## BEGIN INFORMATION SUPPLIED

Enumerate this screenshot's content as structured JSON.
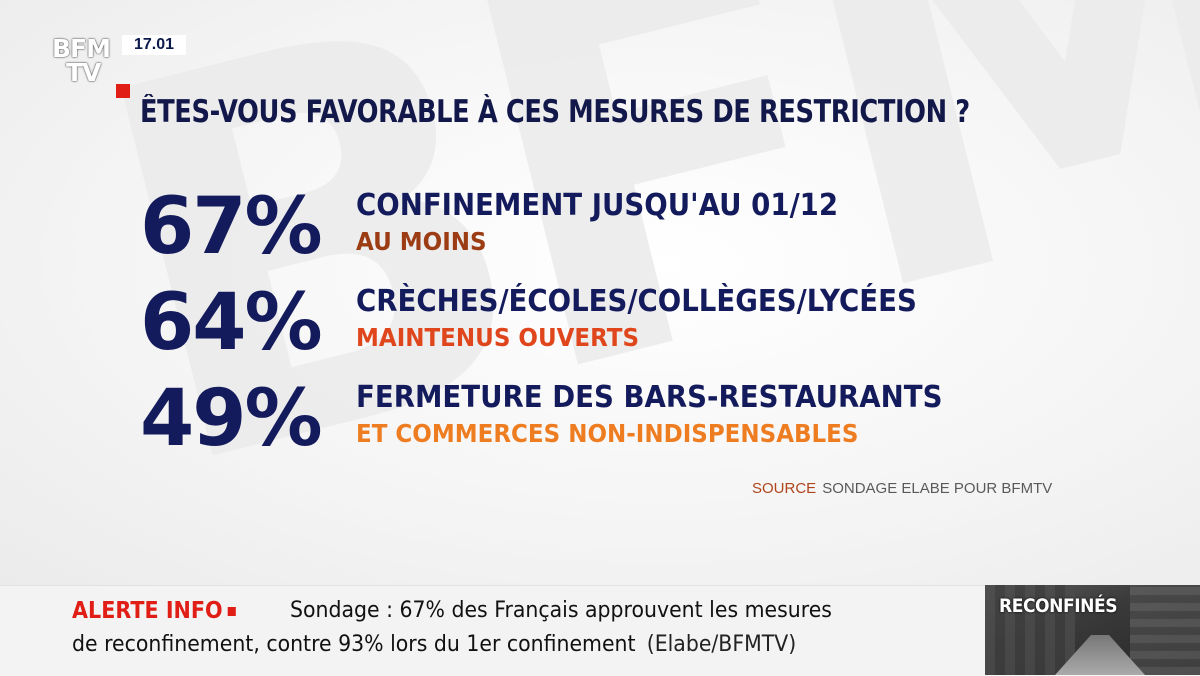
{
  "channel": {
    "logo_line1": "BFM",
    "logo_line2": "TV",
    "time": "17.01"
  },
  "question": "ÊTES-VOUS FAVORABLE À CES MESURES DE RESTRICTION ?",
  "results": [
    {
      "percent": "67%",
      "label": "CONFINEMENT JUSQU'AU 01/12",
      "sublabel": "AU MOINS",
      "sub_color": "#9c3c14"
    },
    {
      "percent": "64%",
      "label": "CRÈCHES/ÉCOLES/COLLÈGES/LYCÉES",
      "sublabel": "MAINTENUS OUVERTS",
      "sub_color": "#e0461c"
    },
    {
      "percent": "49%",
      "label": "FERMETURE DES BARS-RESTAURANTS",
      "sublabel": "ET COMMERCES NON-INDISPENSABLES",
      "sub_color": "#ee7d22"
    }
  ],
  "source": {
    "label": "SOURCE",
    "value": "SONDAGE ELABE POUR BFMTV"
  },
  "ticker": {
    "alert": "ALERTE INFO",
    "line1": "Sondage : 67% des Français approuvent les mesures",
    "line2": "de reconfinement, contre 93% lors du 1er confinement",
    "credit": "(Elabe/BFMTV)"
  },
  "thumbnail": {
    "caption": "RECONFINÉS"
  },
  "colors": {
    "navy": "#141b5c",
    "alert_red": "#e01e15"
  }
}
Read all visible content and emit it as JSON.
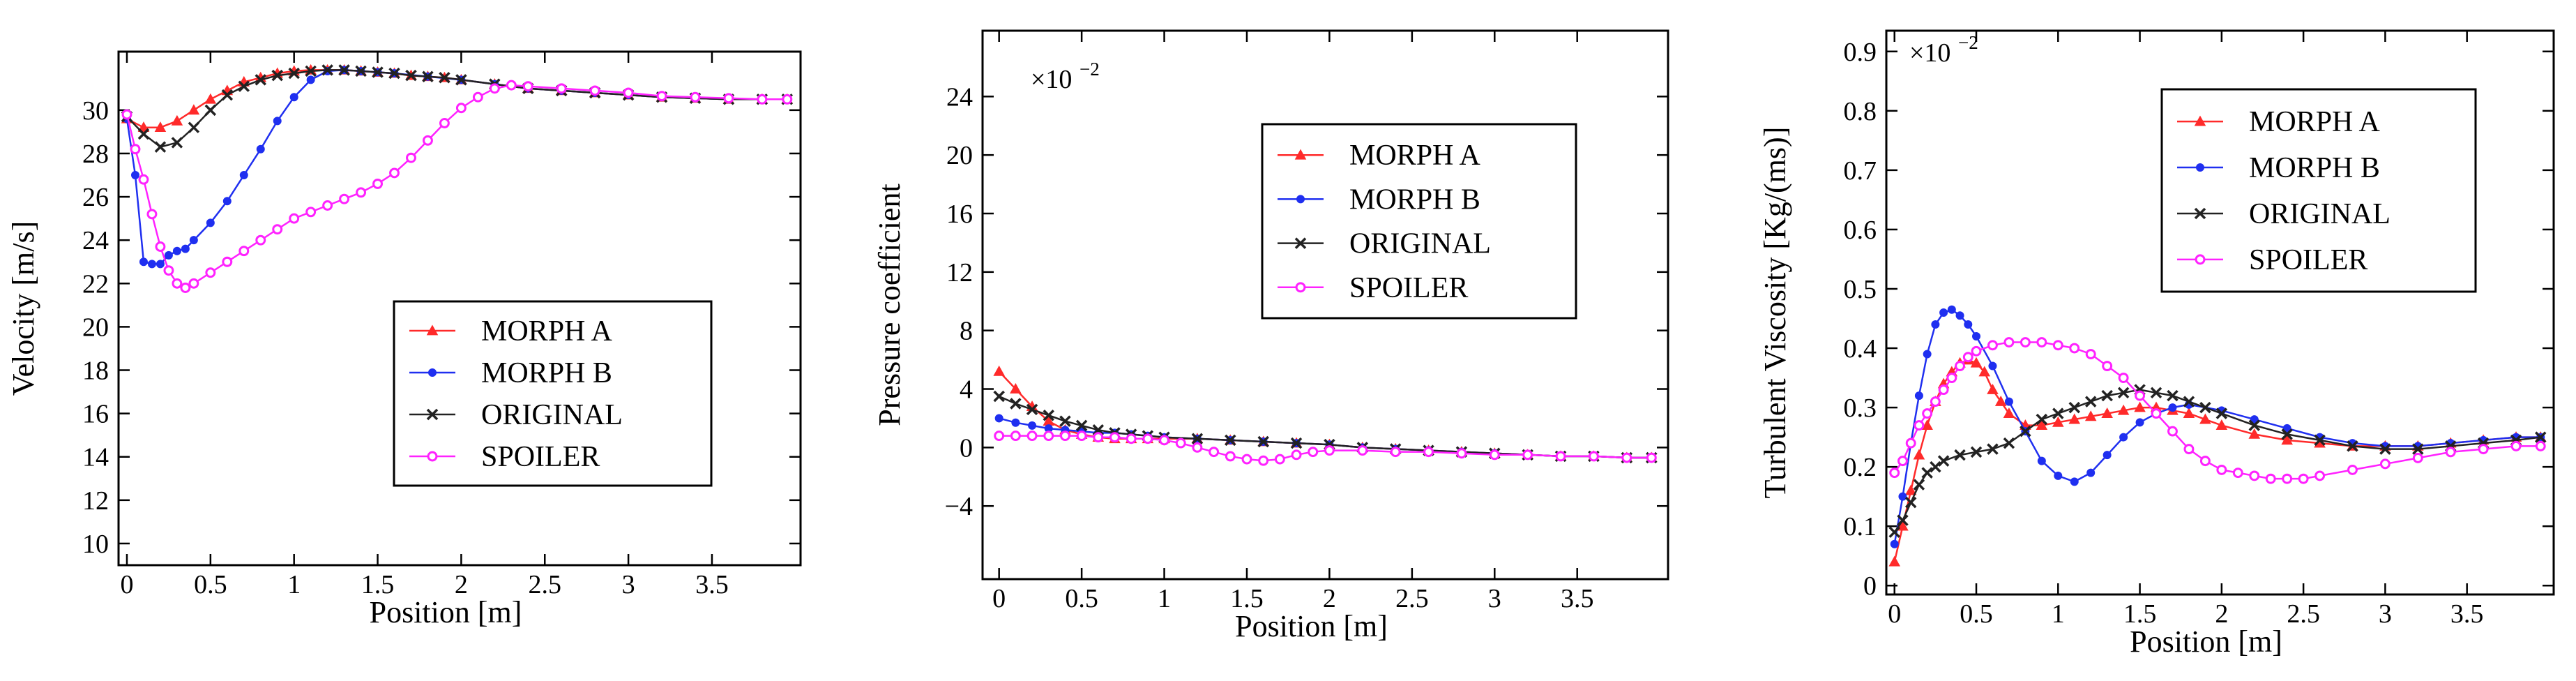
{
  "chart_data": [
    {
      "type": "line",
      "title": "",
      "xlabel": "Position [m]",
      "ylabel": "Velocity [m/s]",
      "xlim": [
        -0.05,
        4.03
      ],
      "ylim": [
        9.0,
        32.7
      ],
      "xticks": [
        0,
        0.5,
        1,
        1.5,
        2,
        2.5,
        3,
        3.5
      ],
      "xtick_labels": [
        "0",
        "0.5",
        "1",
        "1.5",
        "2",
        "2.5",
        "3",
        "3.5"
      ],
      "yticks": [
        10,
        12,
        14,
        16,
        18,
        20,
        22,
        24,
        26,
        28,
        30
      ],
      "ytick_labels": [
        "10",
        "12",
        "14",
        "16",
        "18",
        "20",
        "22",
        "24",
        "26",
        "28",
        "30"
      ],
      "legend": [
        "MORPH A",
        "MORPH B",
        "ORIGINAL",
        "SPOILER"
      ],
      "legend_position": "bottom-right",
      "series": [
        {
          "name": "MORPH A",
          "color": "#ff2a2a",
          "marker": "triangle",
          "x": [
            0,
            0.1,
            0.2,
            0.3,
            0.4,
            0.5,
            0.6,
            0.7,
            0.8,
            0.9,
            1.0,
            1.1,
            1.2,
            1.3,
            1.4,
            1.5,
            1.6,
            1.7,
            1.8,
            1.9,
            2.0,
            2.2,
            2.4,
            2.6,
            2.8,
            3.0,
            3.2,
            3.4,
            3.6,
            3.8,
            3.95
          ],
          "y": [
            29.6,
            29.2,
            29.2,
            29.5,
            30.0,
            30.5,
            30.9,
            31.3,
            31.5,
            31.7,
            31.8,
            31.85,
            31.85,
            31.85,
            31.8,
            31.75,
            31.7,
            31.6,
            31.55,
            31.5,
            31.4,
            31.2,
            31.0,
            30.9,
            30.8,
            30.7,
            30.6,
            30.55,
            30.5,
            30.5,
            30.5
          ]
        },
        {
          "name": "MORPH B",
          "color": "#1f2ff0",
          "marker": "circle",
          "x": [
            0,
            0.05,
            0.1,
            0.15,
            0.2,
            0.25,
            0.3,
            0.35,
            0.4,
            0.5,
            0.6,
            0.7,
            0.8,
            0.9,
            1.0,
            1.1,
            1.2,
            1.3,
            1.4,
            1.5,
            1.6,
            1.8,
            2.0,
            2.2,
            2.4,
            2.6,
            2.8,
            3.0,
            3.2,
            3.4,
            3.6,
            3.8,
            3.95
          ],
          "y": [
            29.6,
            27.0,
            23.0,
            22.9,
            22.9,
            23.3,
            23.5,
            23.6,
            24.0,
            24.8,
            25.8,
            27.0,
            28.2,
            29.5,
            30.6,
            31.4,
            31.8,
            31.85,
            31.8,
            31.75,
            31.7,
            31.55,
            31.4,
            31.2,
            31.0,
            30.9,
            30.8,
            30.7,
            30.6,
            30.55,
            30.5,
            30.5,
            30.5
          ]
        },
        {
          "name": "ORIGINAL",
          "color": "#222222",
          "marker": "x",
          "x": [
            0,
            0.1,
            0.2,
            0.3,
            0.4,
            0.5,
            0.6,
            0.7,
            0.8,
            0.9,
            1.0,
            1.1,
            1.2,
            1.3,
            1.4,
            1.5,
            1.6,
            1.7,
            1.8,
            1.9,
            2.0,
            2.2,
            2.4,
            2.6,
            2.8,
            3.0,
            3.2,
            3.4,
            3.6,
            3.8,
            3.95
          ],
          "y": [
            29.7,
            28.9,
            28.3,
            28.5,
            29.2,
            30.0,
            30.7,
            31.1,
            31.4,
            31.6,
            31.7,
            31.8,
            31.85,
            31.85,
            31.8,
            31.75,
            31.7,
            31.6,
            31.55,
            31.5,
            31.4,
            31.2,
            31.0,
            30.9,
            30.8,
            30.7,
            30.6,
            30.55,
            30.5,
            30.5,
            30.5
          ]
        },
        {
          "name": "SPOILER",
          "color": "#ff22ff",
          "marker": "circle-open",
          "x": [
            0,
            0.05,
            0.1,
            0.15,
            0.2,
            0.25,
            0.3,
            0.35,
            0.4,
            0.5,
            0.6,
            0.7,
            0.8,
            0.9,
            1.0,
            1.1,
            1.2,
            1.3,
            1.4,
            1.5,
            1.6,
            1.7,
            1.8,
            1.9,
            2.0,
            2.1,
            2.2,
            2.3,
            2.4,
            2.6,
            2.8,
            3.0,
            3.2,
            3.4,
            3.6,
            3.8,
            3.95
          ],
          "y": [
            29.8,
            28.2,
            26.8,
            25.2,
            23.7,
            22.6,
            22.0,
            21.8,
            22.0,
            22.5,
            23.0,
            23.5,
            24.0,
            24.5,
            25.0,
            25.3,
            25.6,
            25.9,
            26.2,
            26.6,
            27.1,
            27.8,
            28.6,
            29.4,
            30.1,
            30.6,
            31.0,
            31.15,
            31.1,
            31.0,
            30.9,
            30.8,
            30.65,
            30.6,
            30.55,
            30.5,
            30.5
          ]
        }
      ]
    },
    {
      "type": "line",
      "title": "",
      "xlabel": "Position [m]",
      "ylabel": "Pressure coefficient",
      "multiplier_base": "×10",
      "multiplier_exp": "−2",
      "xlim": [
        -0.1,
        4.05
      ],
      "ylim": [
        -9.0,
        28.5
      ],
      "xticks": [
        0,
        0.5,
        1,
        1.5,
        2,
        2.5,
        3,
        3.5
      ],
      "xtick_labels": [
        "0",
        "0.5",
        "1",
        "1.5",
        "2",
        "2.5",
        "3",
        "3.5"
      ],
      "yticks": [
        -4,
        0,
        4,
        8,
        12,
        16,
        20,
        24
      ],
      "ytick_labels": [
        "−4",
        "0",
        "4",
        "8",
        "12",
        "16",
        "20",
        "24"
      ],
      "legend": [
        "MORPH A",
        "MORPH B",
        "ORIGINAL",
        "SPOILER"
      ],
      "legend_position": "top-right",
      "series": [
        {
          "name": "MORPH A",
          "color": "#ff2a2a",
          "marker": "triangle",
          "x": [
            0,
            0.1,
            0.2,
            0.3,
            0.4,
            0.5,
            0.6,
            0.7,
            0.8,
            0.9,
            1.0,
            1.2,
            1.4,
            1.6,
            1.8,
            2.0,
            2.2,
            2.4,
            2.6,
            2.8,
            3.0,
            3.2,
            3.4,
            3.6,
            3.8,
            3.95
          ],
          "y": [
            5.2,
            4.0,
            2.8,
            1.8,
            1.2,
            0.9,
            0.7,
            0.6,
            0.6,
            0.6,
            0.6,
            0.6,
            0.5,
            0.4,
            0.3,
            0.2,
            0.0,
            -0.1,
            -0.2,
            -0.3,
            -0.4,
            -0.5,
            -0.6,
            -0.6,
            -0.7,
            -0.7
          ]
        },
        {
          "name": "MORPH B",
          "color": "#1f2ff0",
          "marker": "circle",
          "x": [
            0,
            0.1,
            0.2,
            0.3,
            0.4,
            0.5,
            0.6,
            0.7,
            0.8,
            0.9,
            1.0,
            1.2,
            1.4,
            1.6,
            1.8,
            2.0,
            2.2,
            2.4,
            2.6,
            2.8,
            3.0,
            3.2,
            3.4,
            3.6,
            3.8,
            3.95
          ],
          "y": [
            2.0,
            1.7,
            1.5,
            1.3,
            1.2,
            1.1,
            1.0,
            1.0,
            0.9,
            0.8,
            0.7,
            0.6,
            0.5,
            0.4,
            0.3,
            0.2,
            0.0,
            -0.1,
            -0.2,
            -0.3,
            -0.4,
            -0.5,
            -0.6,
            -0.6,
            -0.7,
            -0.7
          ]
        },
        {
          "name": "ORIGINAL",
          "color": "#222222",
          "marker": "x",
          "x": [
            0,
            0.1,
            0.2,
            0.3,
            0.4,
            0.5,
            0.6,
            0.7,
            0.8,
            0.9,
            1.0,
            1.2,
            1.4,
            1.6,
            1.8,
            2.0,
            2.2,
            2.4,
            2.6,
            2.8,
            3.0,
            3.2,
            3.4,
            3.6,
            3.8,
            3.95
          ],
          "y": [
            3.5,
            3.0,
            2.6,
            2.2,
            1.8,
            1.5,
            1.2,
            1.0,
            0.9,
            0.8,
            0.7,
            0.6,
            0.5,
            0.4,
            0.3,
            0.2,
            0.0,
            -0.1,
            -0.2,
            -0.3,
            -0.4,
            -0.5,
            -0.6,
            -0.6,
            -0.7,
            -0.7
          ]
        },
        {
          "name": "SPOILER",
          "color": "#ff22ff",
          "marker": "circle-open",
          "x": [
            0,
            0.1,
            0.2,
            0.3,
            0.4,
            0.5,
            0.6,
            0.7,
            0.8,
            0.9,
            1.0,
            1.1,
            1.2,
            1.3,
            1.4,
            1.5,
            1.6,
            1.7,
            1.8,
            1.9,
            2.0,
            2.2,
            2.4,
            2.6,
            2.8,
            3.0,
            3.2,
            3.4,
            3.6,
            3.8,
            3.95
          ],
          "y": [
            0.8,
            0.8,
            0.8,
            0.8,
            0.8,
            0.8,
            0.7,
            0.7,
            0.6,
            0.6,
            0.5,
            0.3,
            0.0,
            -0.3,
            -0.6,
            -0.8,
            -0.9,
            -0.8,
            -0.5,
            -0.3,
            -0.2,
            -0.2,
            -0.3,
            -0.3,
            -0.4,
            -0.5,
            -0.5,
            -0.6,
            -0.6,
            -0.7,
            -0.7
          ]
        }
      ]
    },
    {
      "type": "line",
      "title": "",
      "xlabel": "Position [m]",
      "ylabel": "Turbulent Viscosity [Kg/(ms)]",
      "multiplier_base": "×10",
      "multiplier_exp": "−2",
      "xlim": [
        -0.05,
        4.03
      ],
      "ylim": [
        -0.015,
        0.935
      ],
      "xticks": [
        0,
        0.5,
        1,
        1.5,
        2,
        2.5,
        3,
        3.5
      ],
      "xtick_labels": [
        "0",
        "0.5",
        "1",
        "1.5",
        "2",
        "2.5",
        "3",
        "3.5"
      ],
      "yticks": [
        0,
        0.1,
        0.2,
        0.3,
        0.4,
        0.5,
        0.6,
        0.7,
        0.8,
        0.9
      ],
      "ytick_labels": [
        "0",
        "0.1",
        "0.2",
        "0.3",
        "0.4",
        "0.5",
        "0.6",
        "0.7",
        "0.8",
        "0.9"
      ],
      "legend": [
        "MORPH A",
        "MORPH B",
        "ORIGINAL",
        "SPOILER"
      ],
      "legend_position": "top-right",
      "series": [
        {
          "name": "MORPH A",
          "color": "#ff2a2a",
          "marker": "triangle",
          "x": [
            0,
            0.05,
            0.1,
            0.15,
            0.2,
            0.25,
            0.3,
            0.35,
            0.4,
            0.45,
            0.5,
            0.55,
            0.6,
            0.65,
            0.7,
            0.8,
            0.9,
            1.0,
            1.1,
            1.2,
            1.3,
            1.4,
            1.5,
            1.6,
            1.7,
            1.8,
            1.9,
            2.0,
            2.2,
            2.4,
            2.6,
            2.8,
            3.0,
            3.2,
            3.4,
            3.6,
            3.8,
            3.95
          ],
          "y": [
            0.04,
            0.1,
            0.16,
            0.22,
            0.27,
            0.31,
            0.34,
            0.36,
            0.375,
            0.38,
            0.375,
            0.36,
            0.33,
            0.31,
            0.29,
            0.27,
            0.27,
            0.275,
            0.28,
            0.285,
            0.29,
            0.295,
            0.3,
            0.3,
            0.295,
            0.29,
            0.28,
            0.27,
            0.255,
            0.245,
            0.24,
            0.235,
            0.235,
            0.235,
            0.24,
            0.245,
            0.25,
            0.25
          ]
        },
        {
          "name": "MORPH B",
          "color": "#1f2ff0",
          "marker": "circle",
          "x": [
            0,
            0.05,
            0.1,
            0.15,
            0.2,
            0.25,
            0.3,
            0.35,
            0.4,
            0.45,
            0.5,
            0.6,
            0.7,
            0.8,
            0.9,
            1.0,
            1.1,
            1.2,
            1.3,
            1.4,
            1.5,
            1.6,
            1.7,
            1.8,
            2.0,
            2.2,
            2.4,
            2.6,
            2.8,
            3.0,
            3.2,
            3.4,
            3.6,
            3.8,
            3.95
          ],
          "y": [
            0.07,
            0.15,
            0.24,
            0.32,
            0.39,
            0.44,
            0.46,
            0.465,
            0.455,
            0.44,
            0.42,
            0.37,
            0.31,
            0.26,
            0.21,
            0.185,
            0.175,
            0.19,
            0.22,
            0.25,
            0.275,
            0.29,
            0.3,
            0.305,
            0.295,
            0.28,
            0.265,
            0.25,
            0.24,
            0.235,
            0.235,
            0.24,
            0.245,
            0.25,
            0.25
          ]
        },
        {
          "name": "ORIGINAL",
          "color": "#222222",
          "marker": "x",
          "x": [
            0,
            0.05,
            0.1,
            0.15,
            0.2,
            0.25,
            0.3,
            0.4,
            0.5,
            0.6,
            0.7,
            0.8,
            0.9,
            1.0,
            1.1,
            1.2,
            1.3,
            1.4,
            1.5,
            1.6,
            1.7,
            1.8,
            1.9,
            2.0,
            2.2,
            2.4,
            2.6,
            2.8,
            3.0,
            3.2,
            3.4,
            3.6,
            3.8,
            3.95
          ],
          "y": [
            0.09,
            0.11,
            0.14,
            0.17,
            0.19,
            0.2,
            0.21,
            0.22,
            0.225,
            0.23,
            0.24,
            0.26,
            0.28,
            0.29,
            0.3,
            0.31,
            0.32,
            0.325,
            0.33,
            0.325,
            0.32,
            0.31,
            0.3,
            0.29,
            0.27,
            0.255,
            0.245,
            0.235,
            0.23,
            0.23,
            0.235,
            0.24,
            0.245,
            0.25
          ]
        },
        {
          "name": "SPOILER",
          "color": "#ff22ff",
          "marker": "circle-open",
          "x": [
            0,
            0.05,
            0.1,
            0.15,
            0.2,
            0.25,
            0.3,
            0.35,
            0.4,
            0.45,
            0.5,
            0.6,
            0.7,
            0.8,
            0.9,
            1.0,
            1.1,
            1.2,
            1.3,
            1.4,
            1.5,
            1.6,
            1.7,
            1.8,
            1.9,
            2.0,
            2.1,
            2.2,
            2.3,
            2.4,
            2.5,
            2.6,
            2.8,
            3.0,
            3.2,
            3.4,
            3.6,
            3.8,
            3.95
          ],
          "y": [
            0.19,
            0.21,
            0.24,
            0.27,
            0.29,
            0.31,
            0.33,
            0.35,
            0.37,
            0.385,
            0.395,
            0.405,
            0.41,
            0.41,
            0.41,
            0.405,
            0.4,
            0.39,
            0.37,
            0.35,
            0.32,
            0.29,
            0.26,
            0.23,
            0.21,
            0.195,
            0.19,
            0.185,
            0.18,
            0.18,
            0.18,
            0.185,
            0.195,
            0.205,
            0.215,
            0.225,
            0.23,
            0.235,
            0.235
          ]
        }
      ]
    }
  ]
}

## END INFORMATION SUPPLIED

Collect each line holding the string "BFMTV".

    "value": "SONDAGE ELABE POUR BFMTV"
    "credit": "(Elabe/BFMTV)"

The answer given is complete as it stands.